- **What to produce**: Print the data exactly, leaving nothing out.

- **Data in this exercise**:

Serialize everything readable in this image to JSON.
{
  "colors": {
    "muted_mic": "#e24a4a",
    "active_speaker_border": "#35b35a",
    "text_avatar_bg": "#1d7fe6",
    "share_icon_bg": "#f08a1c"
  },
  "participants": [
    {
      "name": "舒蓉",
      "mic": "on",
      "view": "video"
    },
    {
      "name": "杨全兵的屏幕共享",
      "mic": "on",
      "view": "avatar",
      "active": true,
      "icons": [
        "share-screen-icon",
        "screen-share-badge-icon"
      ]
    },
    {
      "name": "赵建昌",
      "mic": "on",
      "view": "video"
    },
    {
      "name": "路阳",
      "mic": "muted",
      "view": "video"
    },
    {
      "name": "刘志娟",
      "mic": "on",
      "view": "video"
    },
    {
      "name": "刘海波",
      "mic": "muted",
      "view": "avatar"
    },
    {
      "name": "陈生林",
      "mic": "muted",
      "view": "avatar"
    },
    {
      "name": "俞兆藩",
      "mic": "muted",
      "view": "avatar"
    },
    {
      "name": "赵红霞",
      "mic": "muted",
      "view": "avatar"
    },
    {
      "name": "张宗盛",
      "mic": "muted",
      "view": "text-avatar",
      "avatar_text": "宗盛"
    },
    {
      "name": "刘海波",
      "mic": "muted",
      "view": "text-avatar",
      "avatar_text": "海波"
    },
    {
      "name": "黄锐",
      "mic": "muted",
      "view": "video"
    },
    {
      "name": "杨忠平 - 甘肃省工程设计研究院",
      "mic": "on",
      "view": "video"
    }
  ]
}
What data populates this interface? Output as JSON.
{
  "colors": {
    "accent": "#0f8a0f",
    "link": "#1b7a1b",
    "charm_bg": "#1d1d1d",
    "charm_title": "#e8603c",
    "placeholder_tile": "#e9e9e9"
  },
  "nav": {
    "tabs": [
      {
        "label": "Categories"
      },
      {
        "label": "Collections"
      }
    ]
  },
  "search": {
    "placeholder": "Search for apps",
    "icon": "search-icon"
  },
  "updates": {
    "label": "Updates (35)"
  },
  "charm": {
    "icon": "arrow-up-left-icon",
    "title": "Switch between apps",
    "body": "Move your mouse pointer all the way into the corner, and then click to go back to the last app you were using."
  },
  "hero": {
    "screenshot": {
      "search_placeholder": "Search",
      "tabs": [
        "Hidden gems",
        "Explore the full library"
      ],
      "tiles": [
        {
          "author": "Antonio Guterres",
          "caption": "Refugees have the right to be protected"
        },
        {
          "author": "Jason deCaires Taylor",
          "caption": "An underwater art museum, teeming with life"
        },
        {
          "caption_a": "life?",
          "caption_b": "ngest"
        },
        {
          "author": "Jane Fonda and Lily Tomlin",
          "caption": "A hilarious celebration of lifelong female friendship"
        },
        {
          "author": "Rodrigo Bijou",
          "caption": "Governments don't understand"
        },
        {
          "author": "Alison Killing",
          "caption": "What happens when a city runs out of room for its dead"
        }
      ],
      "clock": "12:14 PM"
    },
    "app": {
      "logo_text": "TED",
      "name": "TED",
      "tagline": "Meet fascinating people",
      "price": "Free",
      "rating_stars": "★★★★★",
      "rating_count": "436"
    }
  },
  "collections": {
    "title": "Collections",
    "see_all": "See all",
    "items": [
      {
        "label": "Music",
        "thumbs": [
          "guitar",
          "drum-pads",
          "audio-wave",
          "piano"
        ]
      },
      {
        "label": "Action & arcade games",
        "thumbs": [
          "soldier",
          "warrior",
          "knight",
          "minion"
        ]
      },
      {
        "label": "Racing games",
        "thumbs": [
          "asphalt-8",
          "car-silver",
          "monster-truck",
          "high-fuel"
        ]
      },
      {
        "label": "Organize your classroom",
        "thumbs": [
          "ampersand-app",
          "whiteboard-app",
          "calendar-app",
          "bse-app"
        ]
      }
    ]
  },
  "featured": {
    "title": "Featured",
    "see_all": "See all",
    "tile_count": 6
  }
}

- **Result of this task**:
Serialize everything readable in this image to JSON.
{
  "colors": {
    "muted_mic": "#e24a4a",
    "active_speaker_border": "#35b35a",
    "text_avatar_bg": "#1d7fe6",
    "share_icon_bg": "#f08a1c"
  },
  "participants": [
    {
      "name": "舒蓉",
      "mic": "on",
      "view": "video"
    },
    {
      "name": "杨全兵的屏幕共享",
      "mic": "on",
      "view": "avatar",
      "active": true,
      "icons": [
        "share-screen-icon",
        "screen-share-badge-icon"
      ]
    },
    {
      "name": "赵建昌",
      "mic": "on",
      "view": "video"
    },
    {
      "name": "路阳",
      "mic": "muted",
      "view": "video"
    },
    {
      "name": "刘志娟",
      "mic": "on",
      "view": "video"
    },
    {
      "name": "刘海波",
      "mic": "muted",
      "view": "avatar"
    },
    {
      "name": "陈生林",
      "mic": "muted",
      "view": "avatar"
    },
    {
      "name": "俞兆藩",
      "mic": "muted",
      "view": "avatar"
    },
    {
      "name": "赵红霞",
      "mic": "muted",
      "view": "avatar"
    },
    {
      "name": "张宗盛",
      "mic": "muted",
      "view": "text-avatar",
      "avatar_text": "宗盛"
    },
    {
      "name": "刘海波",
      "mic": "muted",
      "view": "text-avatar",
      "avatar_text": "海波"
    },
    {
      "name": "黄锐",
      "mic": "muted",
      "view": "video"
    },
    {
      "name": "杨忠平 - 甘肃省工程设计研究院",
      "mic": "on",
      "view": "video"
    }
  ]
}
What data populates this interface? Output as JSON.
{
  "colors": {
    "accent": "#0f8a0f",
    "link": "#1b7a1b",
    "charm_bg": "#1d1d1d",
    "charm_title": "#e8603c",
    "placeholder_tile": "#e9e9e9"
  },
  "nav": {
    "tabs": [
      {
        "label": "Categories"
      },
      {
        "label": "Collections"
      }
    ]
  },
  "search": {
    "placeholder": "Search for apps",
    "icon": "search-icon"
  },
  "updates": {
    "label": "Updates (35)"
  },
  "charm": {
    "icon": "arrow-up-left-icon",
    "title": "Switch between apps",
    "body": "Move your mouse pointer all the way into the corner, and then click to go back to the last app you were using."
  },
  "hero": {
    "screenshot": {
      "search_placeholder": "Search",
      "tabs": [
        "Hidden gems",
        "Explore the full library"
      ],
      "tiles": [
        {
          "author": "Antonio Guterres",
          "caption": "Refugees have the right to be protected"
        },
        {
          "author": "Jason deCaires Taylor",
          "caption": "An underwater art museum, teeming with life"
        },
        {
          "caption_a": "life?",
          "caption_b": "ngest"
        },
        {
          "author": "Jane Fonda and Lily Tomlin",
          "caption": "A hilarious celebration of lifelong female friendship"
        },
        {
          "author": "Rodrigo Bijou",
          "caption": "Governments don't understand"
        },
        {
          "author": "Alison Killing",
          "caption": "What happens when a city runs out of room for its dead"
        }
      ],
      "clock": "12:14 PM"
    },
    "app": {
      "logo_text": "TED",
      "name": "TED",
      "tagline": "Meet fascinating people",
      "price": "Free",
      "rating_stars": "★★★★★",
      "rating_count": "436"
    }
  },
  "collections": {
    "title": "Collections",
    "see_all": "See all",
    "items": [
      {
        "label": "Music",
        "thumbs": [
          "guitar",
          "drum-pads",
          "audio-wave",
          "piano"
        ]
      },
      {
        "label": "Action & arcade games",
        "thumbs": [
          "soldier",
          "warrior",
          "knight",
          "minion"
        ]
      },
      {
        "label": "Racing games",
        "thumbs": [
          "asphalt-8",
          "car-silver",
          "monster-truck",
          "high-fuel"
        ]
      },
      {
        "label": "Organize your classroom",
        "thumbs": [
          "ampersand-app",
          "whiteboard-app",
          "calendar-app",
          "bse-app"
        ]
      }
    ]
  },
  "featured": {
    "title": "Featured",
    "see_all": "See all",
    "tile_count": 6
  }
}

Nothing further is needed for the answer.